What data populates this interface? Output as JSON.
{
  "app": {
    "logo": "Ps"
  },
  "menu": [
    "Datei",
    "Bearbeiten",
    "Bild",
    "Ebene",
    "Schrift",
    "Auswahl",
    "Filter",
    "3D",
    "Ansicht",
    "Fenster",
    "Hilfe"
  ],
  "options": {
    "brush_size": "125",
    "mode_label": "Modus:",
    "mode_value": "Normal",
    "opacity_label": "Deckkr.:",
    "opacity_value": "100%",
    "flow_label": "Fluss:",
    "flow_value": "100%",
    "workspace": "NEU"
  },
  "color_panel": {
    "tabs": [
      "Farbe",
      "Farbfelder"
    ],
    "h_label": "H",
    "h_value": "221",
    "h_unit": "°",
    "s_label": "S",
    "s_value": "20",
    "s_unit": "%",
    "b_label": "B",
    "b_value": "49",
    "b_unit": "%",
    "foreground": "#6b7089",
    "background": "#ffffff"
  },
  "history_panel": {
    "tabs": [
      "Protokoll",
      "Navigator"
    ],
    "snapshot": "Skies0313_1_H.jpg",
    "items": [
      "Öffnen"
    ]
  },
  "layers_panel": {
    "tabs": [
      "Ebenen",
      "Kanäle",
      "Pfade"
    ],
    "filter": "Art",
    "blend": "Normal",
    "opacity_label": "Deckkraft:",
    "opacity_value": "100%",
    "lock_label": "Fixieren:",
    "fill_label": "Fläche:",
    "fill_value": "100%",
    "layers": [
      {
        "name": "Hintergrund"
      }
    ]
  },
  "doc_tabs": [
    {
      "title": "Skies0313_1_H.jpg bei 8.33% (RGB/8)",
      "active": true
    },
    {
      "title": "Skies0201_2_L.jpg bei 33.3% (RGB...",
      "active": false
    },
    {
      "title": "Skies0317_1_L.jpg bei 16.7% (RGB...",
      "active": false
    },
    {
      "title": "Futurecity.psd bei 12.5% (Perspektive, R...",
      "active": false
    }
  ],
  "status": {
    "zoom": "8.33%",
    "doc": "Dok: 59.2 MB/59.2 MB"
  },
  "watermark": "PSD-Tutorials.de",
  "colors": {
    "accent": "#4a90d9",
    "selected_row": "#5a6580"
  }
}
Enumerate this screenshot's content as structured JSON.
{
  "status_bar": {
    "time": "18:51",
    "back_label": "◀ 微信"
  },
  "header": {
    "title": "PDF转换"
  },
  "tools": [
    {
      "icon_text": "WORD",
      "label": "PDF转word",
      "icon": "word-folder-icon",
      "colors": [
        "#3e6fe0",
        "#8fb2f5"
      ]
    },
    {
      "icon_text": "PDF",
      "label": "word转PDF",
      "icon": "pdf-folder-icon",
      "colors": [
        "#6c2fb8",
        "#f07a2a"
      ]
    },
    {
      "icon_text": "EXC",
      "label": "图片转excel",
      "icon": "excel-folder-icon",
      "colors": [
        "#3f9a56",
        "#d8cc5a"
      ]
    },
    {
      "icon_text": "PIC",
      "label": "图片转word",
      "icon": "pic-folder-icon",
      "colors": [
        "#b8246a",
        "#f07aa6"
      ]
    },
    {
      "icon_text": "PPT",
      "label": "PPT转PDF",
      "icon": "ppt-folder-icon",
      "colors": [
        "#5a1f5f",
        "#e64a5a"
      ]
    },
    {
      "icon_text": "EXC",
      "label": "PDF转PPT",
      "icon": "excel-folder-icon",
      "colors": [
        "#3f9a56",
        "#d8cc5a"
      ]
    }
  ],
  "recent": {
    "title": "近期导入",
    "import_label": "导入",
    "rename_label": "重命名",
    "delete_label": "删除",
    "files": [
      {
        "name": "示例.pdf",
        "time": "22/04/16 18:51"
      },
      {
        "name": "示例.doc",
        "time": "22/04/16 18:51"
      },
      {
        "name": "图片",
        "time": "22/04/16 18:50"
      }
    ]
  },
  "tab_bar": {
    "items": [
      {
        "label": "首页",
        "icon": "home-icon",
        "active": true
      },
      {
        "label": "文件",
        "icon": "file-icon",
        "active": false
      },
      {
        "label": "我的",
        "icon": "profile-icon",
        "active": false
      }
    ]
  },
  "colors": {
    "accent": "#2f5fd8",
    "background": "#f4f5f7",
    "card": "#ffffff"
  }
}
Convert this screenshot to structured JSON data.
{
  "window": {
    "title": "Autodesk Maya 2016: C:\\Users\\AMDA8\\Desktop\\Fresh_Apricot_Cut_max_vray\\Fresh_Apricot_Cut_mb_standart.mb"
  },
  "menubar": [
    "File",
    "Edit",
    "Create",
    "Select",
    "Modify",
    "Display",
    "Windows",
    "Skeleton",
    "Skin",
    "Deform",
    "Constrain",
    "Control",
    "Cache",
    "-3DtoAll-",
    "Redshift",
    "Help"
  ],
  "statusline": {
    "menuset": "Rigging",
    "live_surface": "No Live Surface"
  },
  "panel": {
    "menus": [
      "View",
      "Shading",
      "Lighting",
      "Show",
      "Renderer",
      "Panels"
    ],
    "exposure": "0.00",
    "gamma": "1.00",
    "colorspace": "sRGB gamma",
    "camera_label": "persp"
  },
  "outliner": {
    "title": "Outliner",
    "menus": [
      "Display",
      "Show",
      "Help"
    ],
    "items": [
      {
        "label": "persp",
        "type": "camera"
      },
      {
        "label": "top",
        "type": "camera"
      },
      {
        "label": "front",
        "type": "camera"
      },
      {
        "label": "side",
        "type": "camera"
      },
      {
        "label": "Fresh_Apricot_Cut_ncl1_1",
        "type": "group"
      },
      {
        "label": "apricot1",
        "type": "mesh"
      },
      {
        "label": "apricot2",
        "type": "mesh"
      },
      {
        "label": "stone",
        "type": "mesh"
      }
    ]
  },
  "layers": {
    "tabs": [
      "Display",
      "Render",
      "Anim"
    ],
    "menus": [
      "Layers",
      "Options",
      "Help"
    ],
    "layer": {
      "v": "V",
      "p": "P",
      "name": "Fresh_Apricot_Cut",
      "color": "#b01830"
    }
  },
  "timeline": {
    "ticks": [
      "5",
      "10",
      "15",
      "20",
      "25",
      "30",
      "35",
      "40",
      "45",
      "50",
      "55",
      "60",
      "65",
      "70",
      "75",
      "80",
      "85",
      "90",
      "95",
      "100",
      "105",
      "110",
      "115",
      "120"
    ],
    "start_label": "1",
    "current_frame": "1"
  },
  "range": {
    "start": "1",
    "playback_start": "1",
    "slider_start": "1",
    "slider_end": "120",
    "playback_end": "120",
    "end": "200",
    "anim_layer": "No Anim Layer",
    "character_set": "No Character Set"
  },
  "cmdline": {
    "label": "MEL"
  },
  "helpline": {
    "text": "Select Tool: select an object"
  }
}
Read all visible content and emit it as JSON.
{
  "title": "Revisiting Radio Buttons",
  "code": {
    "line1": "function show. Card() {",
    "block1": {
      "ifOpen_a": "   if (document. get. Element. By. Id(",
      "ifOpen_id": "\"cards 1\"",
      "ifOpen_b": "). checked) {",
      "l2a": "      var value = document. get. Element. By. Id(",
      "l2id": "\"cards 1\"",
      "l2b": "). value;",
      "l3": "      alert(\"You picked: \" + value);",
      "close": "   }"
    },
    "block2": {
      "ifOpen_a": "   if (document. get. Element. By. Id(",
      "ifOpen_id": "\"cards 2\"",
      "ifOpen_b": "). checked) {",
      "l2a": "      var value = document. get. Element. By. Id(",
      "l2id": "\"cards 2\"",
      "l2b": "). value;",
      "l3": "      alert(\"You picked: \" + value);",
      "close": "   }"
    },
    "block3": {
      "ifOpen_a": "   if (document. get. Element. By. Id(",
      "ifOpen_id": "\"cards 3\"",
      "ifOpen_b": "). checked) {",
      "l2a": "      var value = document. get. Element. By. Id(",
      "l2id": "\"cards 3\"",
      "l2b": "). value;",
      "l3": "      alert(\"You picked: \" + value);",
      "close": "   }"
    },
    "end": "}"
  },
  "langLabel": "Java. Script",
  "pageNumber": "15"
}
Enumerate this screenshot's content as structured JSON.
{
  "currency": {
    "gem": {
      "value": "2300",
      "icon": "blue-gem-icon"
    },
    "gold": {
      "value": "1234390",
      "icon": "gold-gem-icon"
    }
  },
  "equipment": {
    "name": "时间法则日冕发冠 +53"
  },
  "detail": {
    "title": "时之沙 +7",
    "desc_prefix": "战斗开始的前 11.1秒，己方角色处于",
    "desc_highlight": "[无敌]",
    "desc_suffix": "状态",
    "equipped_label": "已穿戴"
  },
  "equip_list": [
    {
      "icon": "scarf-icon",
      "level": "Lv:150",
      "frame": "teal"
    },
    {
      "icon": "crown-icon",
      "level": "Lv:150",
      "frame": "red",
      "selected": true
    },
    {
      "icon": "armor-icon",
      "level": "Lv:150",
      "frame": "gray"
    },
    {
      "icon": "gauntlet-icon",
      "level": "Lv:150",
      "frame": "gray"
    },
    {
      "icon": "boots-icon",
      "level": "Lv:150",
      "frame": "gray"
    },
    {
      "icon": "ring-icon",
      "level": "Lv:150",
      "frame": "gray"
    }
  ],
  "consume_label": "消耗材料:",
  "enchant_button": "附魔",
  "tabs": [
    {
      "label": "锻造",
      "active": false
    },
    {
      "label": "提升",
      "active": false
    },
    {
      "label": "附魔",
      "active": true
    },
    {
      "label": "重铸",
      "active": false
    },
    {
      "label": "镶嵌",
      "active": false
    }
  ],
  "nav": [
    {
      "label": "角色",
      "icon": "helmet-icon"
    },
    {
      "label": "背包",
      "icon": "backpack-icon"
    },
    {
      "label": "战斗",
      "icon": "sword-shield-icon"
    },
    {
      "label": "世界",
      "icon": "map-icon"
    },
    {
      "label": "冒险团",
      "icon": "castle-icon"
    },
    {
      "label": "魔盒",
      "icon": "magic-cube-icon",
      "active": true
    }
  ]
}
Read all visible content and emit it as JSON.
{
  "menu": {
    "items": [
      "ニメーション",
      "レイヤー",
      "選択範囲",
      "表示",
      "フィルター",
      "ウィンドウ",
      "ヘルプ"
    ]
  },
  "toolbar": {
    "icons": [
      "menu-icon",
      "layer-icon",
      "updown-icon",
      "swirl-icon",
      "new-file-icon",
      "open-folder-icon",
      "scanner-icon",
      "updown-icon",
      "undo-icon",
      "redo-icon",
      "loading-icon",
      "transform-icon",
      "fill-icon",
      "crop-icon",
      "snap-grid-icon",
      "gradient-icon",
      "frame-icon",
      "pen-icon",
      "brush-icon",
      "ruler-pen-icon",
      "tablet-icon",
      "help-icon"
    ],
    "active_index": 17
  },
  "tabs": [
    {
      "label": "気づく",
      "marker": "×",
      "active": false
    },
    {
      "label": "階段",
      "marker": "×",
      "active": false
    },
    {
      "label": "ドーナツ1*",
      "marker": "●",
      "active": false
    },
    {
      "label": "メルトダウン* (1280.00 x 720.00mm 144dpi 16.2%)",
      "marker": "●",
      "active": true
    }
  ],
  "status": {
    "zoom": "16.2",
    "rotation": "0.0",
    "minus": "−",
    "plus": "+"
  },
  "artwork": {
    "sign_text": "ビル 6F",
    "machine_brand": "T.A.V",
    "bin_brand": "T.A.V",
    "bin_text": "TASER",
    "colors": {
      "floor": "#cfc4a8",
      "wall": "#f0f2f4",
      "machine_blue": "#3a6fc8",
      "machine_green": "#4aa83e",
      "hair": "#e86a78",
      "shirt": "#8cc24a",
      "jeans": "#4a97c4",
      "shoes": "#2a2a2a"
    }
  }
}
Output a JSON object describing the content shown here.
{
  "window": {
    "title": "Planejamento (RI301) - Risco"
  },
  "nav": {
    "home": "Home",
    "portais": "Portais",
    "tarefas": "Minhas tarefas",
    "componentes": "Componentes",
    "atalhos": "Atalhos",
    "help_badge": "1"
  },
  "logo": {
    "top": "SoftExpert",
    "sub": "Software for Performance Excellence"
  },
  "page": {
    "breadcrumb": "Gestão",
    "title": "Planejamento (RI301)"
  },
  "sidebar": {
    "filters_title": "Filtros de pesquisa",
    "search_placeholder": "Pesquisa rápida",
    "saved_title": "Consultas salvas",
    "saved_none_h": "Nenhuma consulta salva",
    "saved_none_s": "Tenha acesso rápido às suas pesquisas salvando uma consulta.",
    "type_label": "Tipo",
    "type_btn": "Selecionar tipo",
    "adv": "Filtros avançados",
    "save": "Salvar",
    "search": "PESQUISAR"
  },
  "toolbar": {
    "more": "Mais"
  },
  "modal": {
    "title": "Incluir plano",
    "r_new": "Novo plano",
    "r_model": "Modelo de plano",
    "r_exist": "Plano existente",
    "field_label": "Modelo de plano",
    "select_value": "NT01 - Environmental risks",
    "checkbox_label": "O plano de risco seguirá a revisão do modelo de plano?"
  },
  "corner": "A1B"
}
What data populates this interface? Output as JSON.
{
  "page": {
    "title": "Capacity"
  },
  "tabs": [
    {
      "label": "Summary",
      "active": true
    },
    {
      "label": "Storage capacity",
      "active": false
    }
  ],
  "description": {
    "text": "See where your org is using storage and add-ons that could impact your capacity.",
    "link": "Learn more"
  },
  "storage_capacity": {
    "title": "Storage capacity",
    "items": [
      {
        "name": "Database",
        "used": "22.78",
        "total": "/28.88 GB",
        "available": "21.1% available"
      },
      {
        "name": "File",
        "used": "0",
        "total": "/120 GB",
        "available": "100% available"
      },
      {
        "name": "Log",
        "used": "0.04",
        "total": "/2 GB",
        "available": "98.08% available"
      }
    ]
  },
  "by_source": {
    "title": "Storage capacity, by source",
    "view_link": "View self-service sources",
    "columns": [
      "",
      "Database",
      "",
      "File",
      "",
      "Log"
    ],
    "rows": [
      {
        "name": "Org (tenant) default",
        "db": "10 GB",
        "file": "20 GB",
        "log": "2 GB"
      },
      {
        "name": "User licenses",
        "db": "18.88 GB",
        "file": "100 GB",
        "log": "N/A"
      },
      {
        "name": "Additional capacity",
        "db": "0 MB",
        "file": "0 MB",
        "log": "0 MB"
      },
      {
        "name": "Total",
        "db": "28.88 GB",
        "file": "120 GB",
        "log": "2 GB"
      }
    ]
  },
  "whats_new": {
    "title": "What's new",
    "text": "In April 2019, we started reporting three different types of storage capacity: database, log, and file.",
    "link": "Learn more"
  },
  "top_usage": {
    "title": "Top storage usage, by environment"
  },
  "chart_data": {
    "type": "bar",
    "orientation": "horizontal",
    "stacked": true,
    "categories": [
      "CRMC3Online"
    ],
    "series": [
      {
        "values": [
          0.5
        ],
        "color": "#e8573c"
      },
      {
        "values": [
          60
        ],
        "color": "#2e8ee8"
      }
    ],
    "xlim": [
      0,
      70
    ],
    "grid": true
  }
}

++++++++

* Exercise *
Lines that hold the word "folder" are the ones to return, every one of them.

* Output of the exercise *
      "icon": "word-folder-icon",
      "icon": "pdf-folder-icon",
      "icon": "excel-folder-icon",
      "icon": "pic-folder-icon",
      "icon": "ppt-folder-icon",
      "icon": "excel-folder-icon",
      "open-folder-icon",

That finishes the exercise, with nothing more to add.